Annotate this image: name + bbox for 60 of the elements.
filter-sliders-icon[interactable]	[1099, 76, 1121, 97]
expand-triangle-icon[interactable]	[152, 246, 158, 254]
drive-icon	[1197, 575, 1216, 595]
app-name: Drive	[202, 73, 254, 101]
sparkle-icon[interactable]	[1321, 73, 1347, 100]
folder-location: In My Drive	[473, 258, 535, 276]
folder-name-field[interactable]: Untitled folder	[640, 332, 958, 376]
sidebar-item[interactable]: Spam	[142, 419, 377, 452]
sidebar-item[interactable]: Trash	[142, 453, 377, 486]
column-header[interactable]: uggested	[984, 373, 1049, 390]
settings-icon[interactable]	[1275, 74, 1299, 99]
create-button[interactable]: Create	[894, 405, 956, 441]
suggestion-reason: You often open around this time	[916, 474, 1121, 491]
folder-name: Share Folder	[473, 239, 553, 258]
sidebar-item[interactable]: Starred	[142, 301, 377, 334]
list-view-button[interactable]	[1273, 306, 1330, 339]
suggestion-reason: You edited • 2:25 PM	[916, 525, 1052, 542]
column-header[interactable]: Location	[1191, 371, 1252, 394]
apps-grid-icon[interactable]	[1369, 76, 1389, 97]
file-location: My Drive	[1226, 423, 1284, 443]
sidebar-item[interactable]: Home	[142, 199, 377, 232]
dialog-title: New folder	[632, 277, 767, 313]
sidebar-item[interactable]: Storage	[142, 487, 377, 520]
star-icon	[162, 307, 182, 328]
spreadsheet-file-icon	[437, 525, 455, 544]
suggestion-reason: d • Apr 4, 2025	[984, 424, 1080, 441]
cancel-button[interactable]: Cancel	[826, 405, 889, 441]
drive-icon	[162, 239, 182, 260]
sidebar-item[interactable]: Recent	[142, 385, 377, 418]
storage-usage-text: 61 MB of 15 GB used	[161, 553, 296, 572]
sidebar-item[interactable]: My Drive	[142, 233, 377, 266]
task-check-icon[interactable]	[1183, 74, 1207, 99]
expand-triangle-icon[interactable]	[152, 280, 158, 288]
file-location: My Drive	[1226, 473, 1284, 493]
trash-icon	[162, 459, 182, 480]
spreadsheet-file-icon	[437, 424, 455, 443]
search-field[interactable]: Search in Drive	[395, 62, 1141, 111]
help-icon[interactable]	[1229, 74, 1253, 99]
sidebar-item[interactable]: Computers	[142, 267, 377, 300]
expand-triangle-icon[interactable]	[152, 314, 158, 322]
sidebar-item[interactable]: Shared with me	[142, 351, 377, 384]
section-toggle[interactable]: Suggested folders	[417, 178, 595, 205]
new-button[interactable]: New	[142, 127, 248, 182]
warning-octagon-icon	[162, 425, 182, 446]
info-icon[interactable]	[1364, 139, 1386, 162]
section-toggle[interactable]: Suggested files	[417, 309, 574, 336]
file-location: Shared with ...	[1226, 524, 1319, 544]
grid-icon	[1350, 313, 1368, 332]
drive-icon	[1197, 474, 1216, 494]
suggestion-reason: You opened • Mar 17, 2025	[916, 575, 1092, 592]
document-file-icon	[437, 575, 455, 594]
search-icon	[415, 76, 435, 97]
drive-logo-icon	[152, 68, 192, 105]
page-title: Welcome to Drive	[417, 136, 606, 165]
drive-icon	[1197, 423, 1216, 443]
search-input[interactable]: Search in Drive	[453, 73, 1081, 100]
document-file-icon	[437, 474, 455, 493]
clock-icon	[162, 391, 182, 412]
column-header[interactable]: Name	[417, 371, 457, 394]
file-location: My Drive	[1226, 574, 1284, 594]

*SET EXERCISE*: Copy out all of the material above, line for line, with no changes.

*EXERCISE OUTPUT*:
Annotate this image: name + bbox for 60 of the elements.
filter-sliders-icon[interactable]	[1099, 76, 1121, 97]
expand-triangle-icon[interactable]	[152, 246, 158, 254]
drive-icon	[1197, 575, 1216, 595]
app-name: Drive	[202, 73, 254, 101]
sparkle-icon[interactable]	[1321, 73, 1347, 100]
folder-location: In My Drive	[473, 258, 535, 276]
folder-name-field[interactable]: Untitled folder	[640, 332, 958, 376]
sidebar-item[interactable]: Spam	[142, 419, 377, 452]
sidebar-item[interactable]: Trash	[142, 453, 377, 486]
column-header[interactable]: uggested	[984, 373, 1049, 390]
settings-icon[interactable]	[1275, 74, 1299, 99]
create-button[interactable]: Create	[894, 405, 956, 441]
suggestion-reason: You often open around this time	[916, 474, 1121, 491]
folder-name: Share Folder	[473, 239, 553, 258]
sidebar-item[interactable]: Starred	[142, 301, 377, 334]
list-view-button[interactable]	[1273, 306, 1330, 339]
suggestion-reason: You edited • 2:25 PM	[916, 525, 1052, 542]
column-header[interactable]: Location	[1191, 371, 1252, 394]
apps-grid-icon[interactable]	[1369, 76, 1389, 97]
file-location: My Drive	[1226, 423, 1284, 443]
sidebar-item[interactable]: Home	[142, 199, 377, 232]
dialog-title: New folder	[632, 277, 767, 313]
sidebar-item[interactable]: Storage	[142, 487, 377, 520]
star-icon	[162, 307, 182, 328]
spreadsheet-file-icon	[437, 525, 455, 544]
suggestion-reason: d • Apr 4, 2025	[984, 424, 1080, 441]
cancel-button[interactable]: Cancel	[826, 405, 889, 441]
drive-icon	[162, 239, 182, 260]
sidebar-item[interactable]: Recent	[142, 385, 377, 418]
storage-usage-text: 61 MB of 15 GB used	[161, 553, 296, 572]
sidebar-item[interactable]: My Drive	[142, 233, 377, 266]
task-check-icon[interactable]	[1183, 74, 1207, 99]
expand-triangle-icon[interactable]	[152, 280, 158, 288]
file-location: My Drive	[1226, 473, 1284, 493]
trash-icon	[162, 459, 182, 480]
spreadsheet-file-icon	[437, 424, 455, 443]
search-field[interactable]: Search in Drive	[395, 62, 1141, 111]
help-icon[interactable]	[1229, 74, 1253, 99]
sidebar-item[interactable]: Computers	[142, 267, 377, 300]
expand-triangle-icon[interactable]	[152, 314, 158, 322]
sidebar-item[interactable]: Shared with me	[142, 351, 377, 384]
section-toggle[interactable]: Suggested folders	[417, 178, 595, 205]
new-button[interactable]: New	[142, 127, 248, 182]
warning-octagon-icon	[162, 425, 182, 446]
info-icon[interactable]	[1364, 139, 1386, 162]
section-toggle[interactable]: Suggested files	[417, 309, 574, 336]
file-location: Shared with ...	[1226, 524, 1319, 544]
grid-icon	[1350, 313, 1368, 332]
drive-icon	[1197, 474, 1216, 494]
suggestion-reason: You opened • Mar 17, 2025	[916, 575, 1092, 592]
document-file-icon	[437, 575, 455, 594]
search-icon	[415, 76, 435, 97]
drive-logo-icon	[152, 68, 192, 105]
page-title: Welcome to Drive	[417, 136, 606, 165]
drive-icon	[1197, 423, 1216, 443]
search-input[interactable]: Search in Drive	[453, 73, 1081, 100]
document-file-icon	[437, 474, 455, 493]
clock-icon	[162, 391, 182, 412]
column-header[interactable]: Name	[417, 371, 457, 394]
file-location: My Drive	[1226, 574, 1284, 594]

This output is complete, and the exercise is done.